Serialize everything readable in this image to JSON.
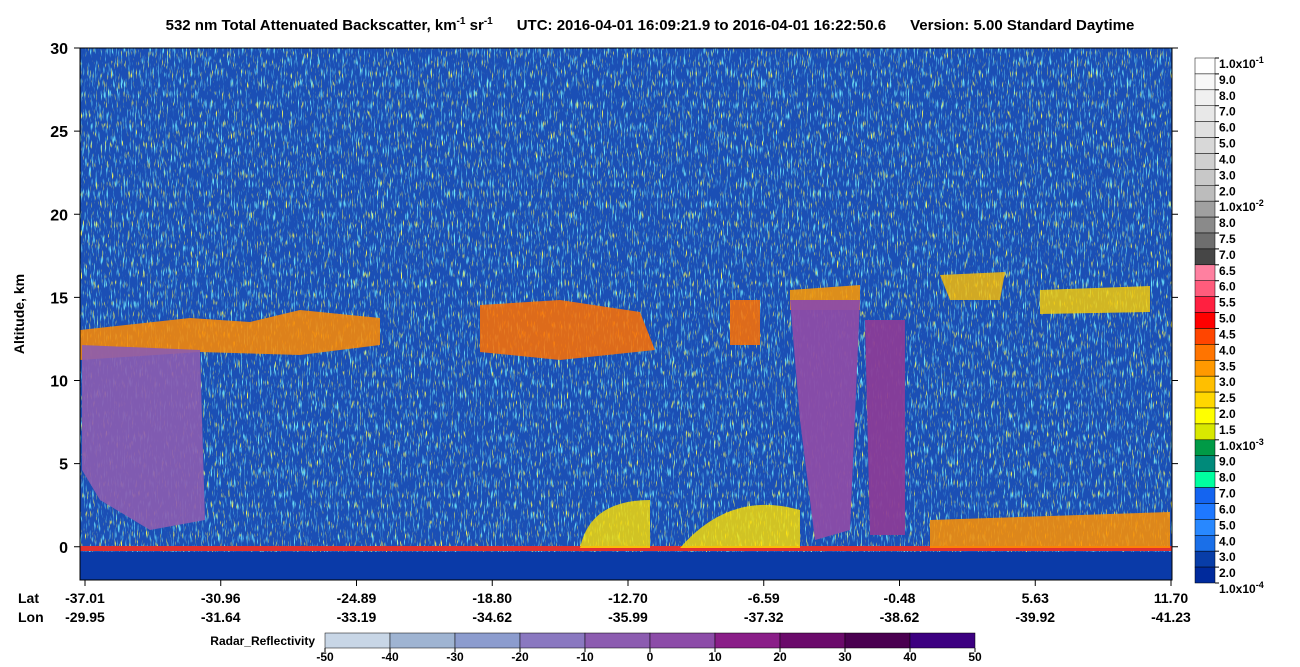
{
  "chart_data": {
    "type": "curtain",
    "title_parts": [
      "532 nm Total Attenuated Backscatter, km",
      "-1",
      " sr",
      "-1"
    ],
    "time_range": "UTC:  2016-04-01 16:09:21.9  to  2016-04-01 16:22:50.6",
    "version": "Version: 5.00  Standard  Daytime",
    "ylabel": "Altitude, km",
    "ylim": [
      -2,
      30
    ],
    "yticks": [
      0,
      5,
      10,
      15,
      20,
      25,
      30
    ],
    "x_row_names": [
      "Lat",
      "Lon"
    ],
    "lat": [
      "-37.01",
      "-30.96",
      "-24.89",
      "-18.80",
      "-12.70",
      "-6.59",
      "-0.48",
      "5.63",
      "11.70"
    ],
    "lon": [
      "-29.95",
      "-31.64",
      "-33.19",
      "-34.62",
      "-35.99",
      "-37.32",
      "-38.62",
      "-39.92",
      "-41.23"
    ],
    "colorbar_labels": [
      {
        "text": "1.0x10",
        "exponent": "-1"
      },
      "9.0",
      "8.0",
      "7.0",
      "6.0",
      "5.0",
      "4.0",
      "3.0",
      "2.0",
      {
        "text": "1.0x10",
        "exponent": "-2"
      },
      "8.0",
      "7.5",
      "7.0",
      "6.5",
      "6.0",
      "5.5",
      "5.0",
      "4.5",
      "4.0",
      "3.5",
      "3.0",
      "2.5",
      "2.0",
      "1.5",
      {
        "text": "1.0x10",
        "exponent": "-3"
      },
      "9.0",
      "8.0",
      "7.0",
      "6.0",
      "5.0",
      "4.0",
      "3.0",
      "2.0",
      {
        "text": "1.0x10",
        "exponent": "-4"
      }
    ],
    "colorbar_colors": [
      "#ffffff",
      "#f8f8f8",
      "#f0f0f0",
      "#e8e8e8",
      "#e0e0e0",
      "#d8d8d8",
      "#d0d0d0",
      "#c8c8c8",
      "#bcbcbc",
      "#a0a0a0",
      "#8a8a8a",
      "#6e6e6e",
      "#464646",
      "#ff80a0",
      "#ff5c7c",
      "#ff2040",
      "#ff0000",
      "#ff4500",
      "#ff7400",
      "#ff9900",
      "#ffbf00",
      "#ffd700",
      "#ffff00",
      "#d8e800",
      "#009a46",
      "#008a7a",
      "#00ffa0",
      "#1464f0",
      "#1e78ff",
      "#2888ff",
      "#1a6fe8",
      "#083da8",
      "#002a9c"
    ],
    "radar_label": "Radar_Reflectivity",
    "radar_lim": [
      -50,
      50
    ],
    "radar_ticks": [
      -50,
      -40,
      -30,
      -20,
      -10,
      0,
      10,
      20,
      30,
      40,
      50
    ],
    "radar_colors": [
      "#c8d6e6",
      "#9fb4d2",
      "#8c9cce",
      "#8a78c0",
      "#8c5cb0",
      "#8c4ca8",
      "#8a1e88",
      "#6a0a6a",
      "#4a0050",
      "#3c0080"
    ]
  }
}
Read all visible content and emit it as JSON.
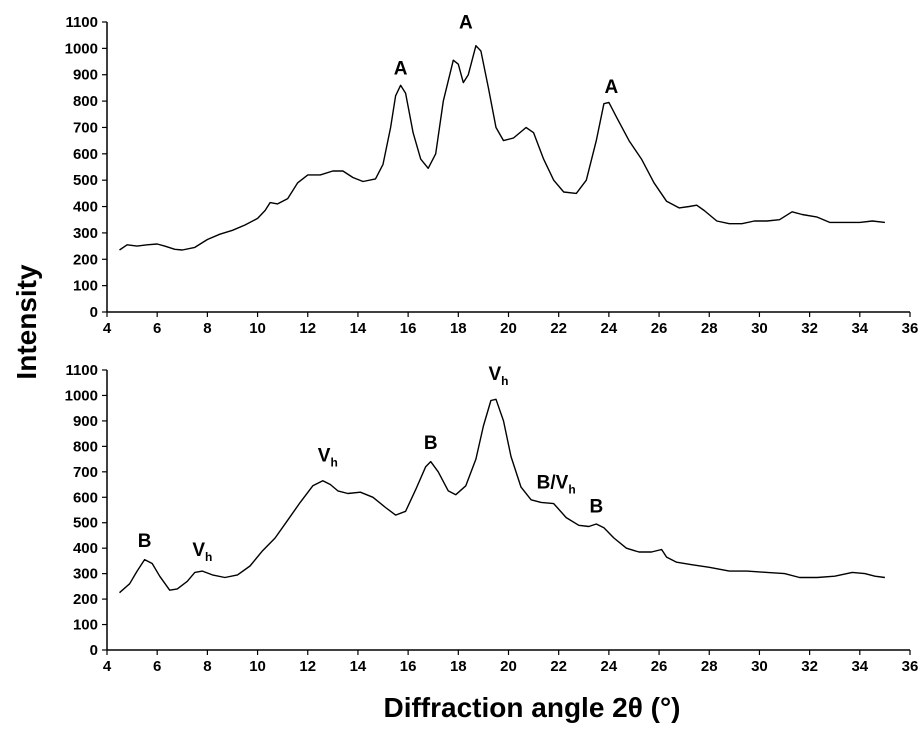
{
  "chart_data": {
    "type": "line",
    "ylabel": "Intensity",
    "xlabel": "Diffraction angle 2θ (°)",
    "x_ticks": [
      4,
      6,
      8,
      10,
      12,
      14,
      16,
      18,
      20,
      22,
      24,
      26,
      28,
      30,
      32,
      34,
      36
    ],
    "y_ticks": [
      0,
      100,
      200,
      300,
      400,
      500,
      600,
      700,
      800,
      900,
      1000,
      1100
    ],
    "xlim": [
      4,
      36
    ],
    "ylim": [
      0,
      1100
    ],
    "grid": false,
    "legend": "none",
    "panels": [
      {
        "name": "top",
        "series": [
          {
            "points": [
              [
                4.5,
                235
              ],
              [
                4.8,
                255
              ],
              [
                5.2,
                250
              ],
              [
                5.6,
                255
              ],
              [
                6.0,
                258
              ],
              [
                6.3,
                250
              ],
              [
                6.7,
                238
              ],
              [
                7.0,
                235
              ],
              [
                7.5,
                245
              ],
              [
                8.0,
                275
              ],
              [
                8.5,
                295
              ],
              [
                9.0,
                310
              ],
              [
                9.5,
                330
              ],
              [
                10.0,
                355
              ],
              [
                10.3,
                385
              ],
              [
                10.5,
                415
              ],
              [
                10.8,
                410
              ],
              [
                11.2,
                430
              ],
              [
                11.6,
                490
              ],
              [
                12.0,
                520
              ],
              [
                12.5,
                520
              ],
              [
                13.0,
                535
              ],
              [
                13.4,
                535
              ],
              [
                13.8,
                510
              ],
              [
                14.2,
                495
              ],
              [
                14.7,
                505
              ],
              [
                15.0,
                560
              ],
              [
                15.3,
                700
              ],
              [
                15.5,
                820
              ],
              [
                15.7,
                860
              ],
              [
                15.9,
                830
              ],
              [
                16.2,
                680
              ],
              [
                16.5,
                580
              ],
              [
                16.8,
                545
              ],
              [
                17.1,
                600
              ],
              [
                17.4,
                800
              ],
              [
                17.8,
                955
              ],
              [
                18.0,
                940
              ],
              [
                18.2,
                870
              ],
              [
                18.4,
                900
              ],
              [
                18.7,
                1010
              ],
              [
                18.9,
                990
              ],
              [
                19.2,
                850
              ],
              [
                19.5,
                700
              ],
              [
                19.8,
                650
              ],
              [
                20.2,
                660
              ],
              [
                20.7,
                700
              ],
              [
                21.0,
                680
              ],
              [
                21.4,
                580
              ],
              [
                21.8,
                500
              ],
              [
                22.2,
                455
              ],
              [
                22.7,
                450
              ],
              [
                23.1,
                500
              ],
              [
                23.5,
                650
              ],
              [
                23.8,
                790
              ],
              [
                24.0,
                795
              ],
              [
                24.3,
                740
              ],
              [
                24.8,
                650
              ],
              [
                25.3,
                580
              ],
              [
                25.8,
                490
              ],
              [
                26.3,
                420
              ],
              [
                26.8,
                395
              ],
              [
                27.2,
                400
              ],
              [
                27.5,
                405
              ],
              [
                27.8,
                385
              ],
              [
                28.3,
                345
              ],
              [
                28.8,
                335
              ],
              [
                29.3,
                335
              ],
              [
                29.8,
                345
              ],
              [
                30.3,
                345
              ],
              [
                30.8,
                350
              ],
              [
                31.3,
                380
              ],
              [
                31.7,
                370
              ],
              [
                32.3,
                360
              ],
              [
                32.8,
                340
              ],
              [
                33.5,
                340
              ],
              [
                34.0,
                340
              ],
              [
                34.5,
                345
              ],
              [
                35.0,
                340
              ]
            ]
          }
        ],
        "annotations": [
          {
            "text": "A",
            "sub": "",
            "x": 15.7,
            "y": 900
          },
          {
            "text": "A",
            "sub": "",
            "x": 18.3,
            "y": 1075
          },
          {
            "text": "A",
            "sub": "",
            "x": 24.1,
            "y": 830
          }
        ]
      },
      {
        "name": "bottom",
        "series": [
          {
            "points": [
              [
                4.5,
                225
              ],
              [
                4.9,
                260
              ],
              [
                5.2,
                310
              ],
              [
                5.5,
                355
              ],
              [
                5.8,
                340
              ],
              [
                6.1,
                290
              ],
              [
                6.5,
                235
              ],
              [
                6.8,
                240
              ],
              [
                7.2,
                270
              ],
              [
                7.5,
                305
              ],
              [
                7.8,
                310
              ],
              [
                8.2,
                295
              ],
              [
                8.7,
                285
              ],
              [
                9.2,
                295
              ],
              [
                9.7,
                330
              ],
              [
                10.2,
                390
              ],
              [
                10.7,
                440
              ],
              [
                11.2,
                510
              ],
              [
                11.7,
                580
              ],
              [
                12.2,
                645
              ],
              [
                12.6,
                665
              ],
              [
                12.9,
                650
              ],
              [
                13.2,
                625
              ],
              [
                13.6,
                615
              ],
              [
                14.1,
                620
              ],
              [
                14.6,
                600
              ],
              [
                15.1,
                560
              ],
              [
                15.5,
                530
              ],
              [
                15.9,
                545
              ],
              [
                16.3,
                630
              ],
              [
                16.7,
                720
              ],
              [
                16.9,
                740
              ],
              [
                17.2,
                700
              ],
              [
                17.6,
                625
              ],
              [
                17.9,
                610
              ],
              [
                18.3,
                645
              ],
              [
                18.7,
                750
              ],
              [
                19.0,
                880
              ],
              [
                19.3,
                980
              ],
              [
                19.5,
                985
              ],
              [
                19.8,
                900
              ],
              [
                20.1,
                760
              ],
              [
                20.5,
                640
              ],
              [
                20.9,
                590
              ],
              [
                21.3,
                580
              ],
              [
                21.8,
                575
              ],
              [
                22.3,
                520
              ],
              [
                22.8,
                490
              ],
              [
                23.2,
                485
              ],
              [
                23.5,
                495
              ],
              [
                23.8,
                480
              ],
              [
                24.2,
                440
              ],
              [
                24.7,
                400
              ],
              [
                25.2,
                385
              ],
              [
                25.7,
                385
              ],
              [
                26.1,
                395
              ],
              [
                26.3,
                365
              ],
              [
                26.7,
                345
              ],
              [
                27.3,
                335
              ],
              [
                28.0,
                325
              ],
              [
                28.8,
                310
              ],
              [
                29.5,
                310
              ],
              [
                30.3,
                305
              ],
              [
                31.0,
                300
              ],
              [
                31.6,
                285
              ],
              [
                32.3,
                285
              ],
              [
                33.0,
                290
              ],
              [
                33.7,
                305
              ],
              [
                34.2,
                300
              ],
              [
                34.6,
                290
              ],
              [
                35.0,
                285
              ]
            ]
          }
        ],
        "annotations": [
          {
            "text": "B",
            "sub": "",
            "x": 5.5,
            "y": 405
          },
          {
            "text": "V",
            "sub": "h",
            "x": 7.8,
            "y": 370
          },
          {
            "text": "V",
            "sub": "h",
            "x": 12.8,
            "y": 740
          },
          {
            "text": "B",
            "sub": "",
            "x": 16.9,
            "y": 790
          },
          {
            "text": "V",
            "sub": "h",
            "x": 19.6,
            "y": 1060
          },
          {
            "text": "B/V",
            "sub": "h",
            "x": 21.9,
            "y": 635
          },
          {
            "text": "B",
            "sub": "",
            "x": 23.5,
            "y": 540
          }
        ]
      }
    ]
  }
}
——
*WHAT IS NEEDED*. Count each line with "exponent" in it and report that figure by itself.

*RESULT*. 4